— Data provided —
--

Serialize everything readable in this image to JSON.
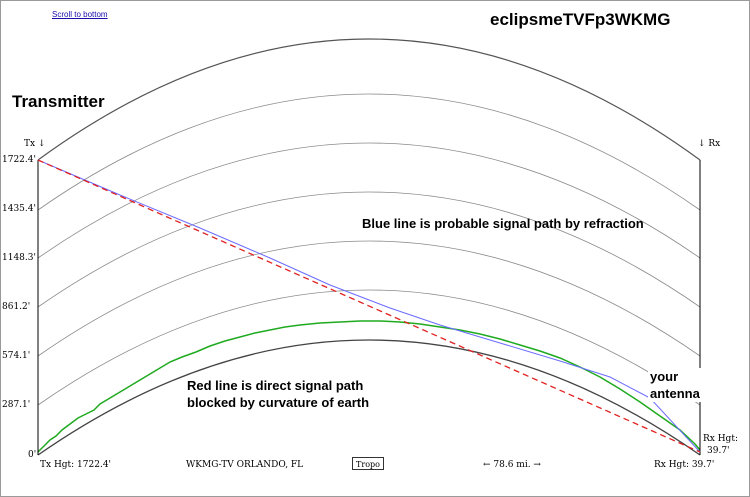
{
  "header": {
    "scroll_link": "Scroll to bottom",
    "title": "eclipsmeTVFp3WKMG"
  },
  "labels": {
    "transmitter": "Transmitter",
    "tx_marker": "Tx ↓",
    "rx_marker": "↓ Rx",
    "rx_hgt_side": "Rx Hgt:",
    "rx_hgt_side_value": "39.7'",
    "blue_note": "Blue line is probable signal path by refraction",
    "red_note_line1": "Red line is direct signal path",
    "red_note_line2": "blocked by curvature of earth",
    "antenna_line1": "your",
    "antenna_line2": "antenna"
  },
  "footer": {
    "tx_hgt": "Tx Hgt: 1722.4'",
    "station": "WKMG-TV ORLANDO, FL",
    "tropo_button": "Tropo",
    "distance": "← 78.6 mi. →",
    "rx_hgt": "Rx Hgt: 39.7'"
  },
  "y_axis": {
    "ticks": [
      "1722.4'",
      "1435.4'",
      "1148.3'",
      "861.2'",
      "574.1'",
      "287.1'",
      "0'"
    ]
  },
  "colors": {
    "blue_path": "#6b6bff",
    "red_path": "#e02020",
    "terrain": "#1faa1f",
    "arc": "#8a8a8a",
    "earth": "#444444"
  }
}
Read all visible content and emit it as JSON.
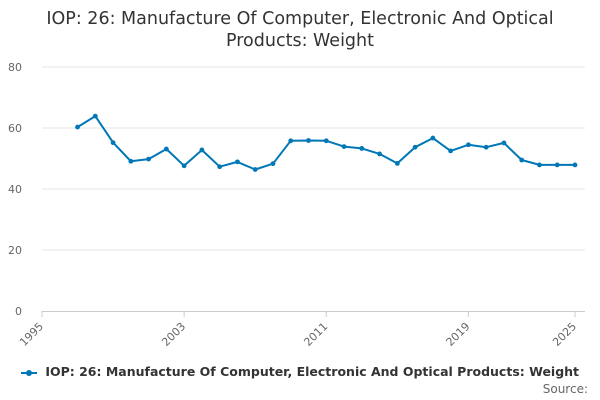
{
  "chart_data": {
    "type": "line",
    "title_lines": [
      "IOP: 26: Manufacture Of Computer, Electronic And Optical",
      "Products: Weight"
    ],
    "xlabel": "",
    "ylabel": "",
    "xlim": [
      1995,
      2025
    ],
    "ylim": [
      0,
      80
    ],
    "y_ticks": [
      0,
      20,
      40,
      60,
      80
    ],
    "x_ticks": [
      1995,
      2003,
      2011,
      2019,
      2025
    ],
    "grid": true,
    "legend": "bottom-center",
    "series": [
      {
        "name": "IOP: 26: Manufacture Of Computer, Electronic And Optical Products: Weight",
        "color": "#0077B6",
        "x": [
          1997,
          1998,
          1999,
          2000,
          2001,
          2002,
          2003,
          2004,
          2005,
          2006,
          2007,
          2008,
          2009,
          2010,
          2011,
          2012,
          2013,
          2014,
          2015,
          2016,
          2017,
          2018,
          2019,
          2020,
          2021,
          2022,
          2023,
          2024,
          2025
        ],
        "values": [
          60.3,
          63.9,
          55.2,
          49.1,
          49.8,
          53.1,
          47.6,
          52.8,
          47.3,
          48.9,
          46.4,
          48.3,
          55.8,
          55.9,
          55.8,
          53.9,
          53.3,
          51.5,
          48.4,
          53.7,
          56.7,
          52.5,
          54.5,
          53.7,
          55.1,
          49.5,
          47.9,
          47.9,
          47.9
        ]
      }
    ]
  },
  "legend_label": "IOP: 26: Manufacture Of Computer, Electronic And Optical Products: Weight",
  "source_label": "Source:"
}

--

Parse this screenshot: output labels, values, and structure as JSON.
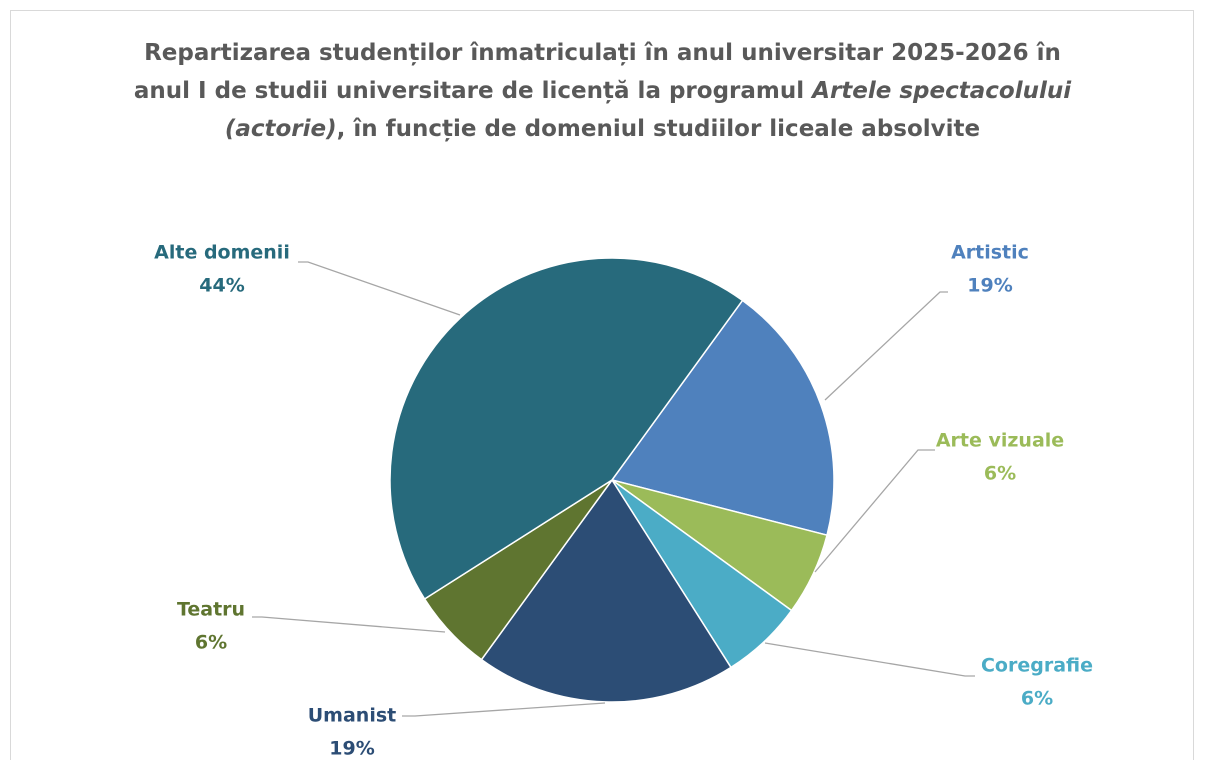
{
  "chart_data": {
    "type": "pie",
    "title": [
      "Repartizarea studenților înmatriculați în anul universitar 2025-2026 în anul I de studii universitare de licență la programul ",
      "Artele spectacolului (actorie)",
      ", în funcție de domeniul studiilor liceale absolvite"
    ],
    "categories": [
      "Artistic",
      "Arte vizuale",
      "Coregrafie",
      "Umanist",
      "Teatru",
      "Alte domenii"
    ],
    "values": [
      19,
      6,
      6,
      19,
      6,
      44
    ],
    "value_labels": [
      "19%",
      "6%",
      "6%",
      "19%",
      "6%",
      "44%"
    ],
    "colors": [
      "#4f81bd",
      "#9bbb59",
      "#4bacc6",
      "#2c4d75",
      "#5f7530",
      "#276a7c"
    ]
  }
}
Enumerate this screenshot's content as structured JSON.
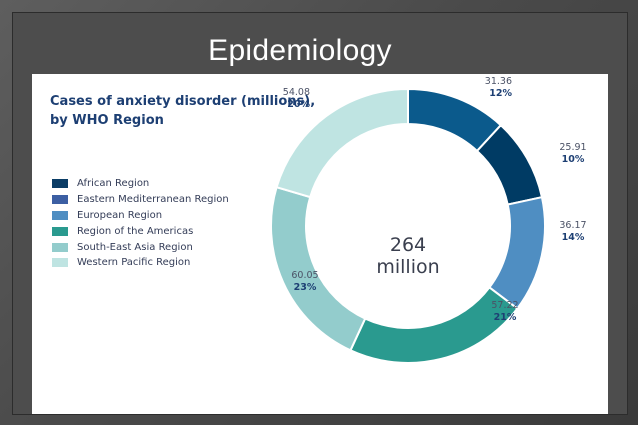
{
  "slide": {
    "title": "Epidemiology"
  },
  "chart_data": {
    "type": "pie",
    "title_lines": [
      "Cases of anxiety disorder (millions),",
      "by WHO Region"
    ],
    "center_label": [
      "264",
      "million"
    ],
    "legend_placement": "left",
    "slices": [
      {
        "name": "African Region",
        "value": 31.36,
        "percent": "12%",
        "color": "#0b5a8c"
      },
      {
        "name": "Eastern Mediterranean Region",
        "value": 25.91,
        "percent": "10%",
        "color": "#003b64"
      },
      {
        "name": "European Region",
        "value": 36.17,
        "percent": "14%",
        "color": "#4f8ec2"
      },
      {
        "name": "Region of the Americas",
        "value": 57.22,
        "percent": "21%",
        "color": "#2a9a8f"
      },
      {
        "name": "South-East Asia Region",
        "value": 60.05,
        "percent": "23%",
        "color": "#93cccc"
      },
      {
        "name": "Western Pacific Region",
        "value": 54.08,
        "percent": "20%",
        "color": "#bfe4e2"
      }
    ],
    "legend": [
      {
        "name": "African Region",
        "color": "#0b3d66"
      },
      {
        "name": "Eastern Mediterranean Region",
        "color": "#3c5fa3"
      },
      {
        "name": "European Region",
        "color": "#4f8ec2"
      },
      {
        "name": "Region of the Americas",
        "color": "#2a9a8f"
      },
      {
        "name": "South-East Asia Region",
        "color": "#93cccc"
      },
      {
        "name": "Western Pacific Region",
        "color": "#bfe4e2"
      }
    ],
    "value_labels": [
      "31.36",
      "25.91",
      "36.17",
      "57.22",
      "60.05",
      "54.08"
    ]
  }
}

--

— Required task —
Determine the number of lines in the entries above where the string "this" appears. Answer with the number alone.

— Output of the exercise —
3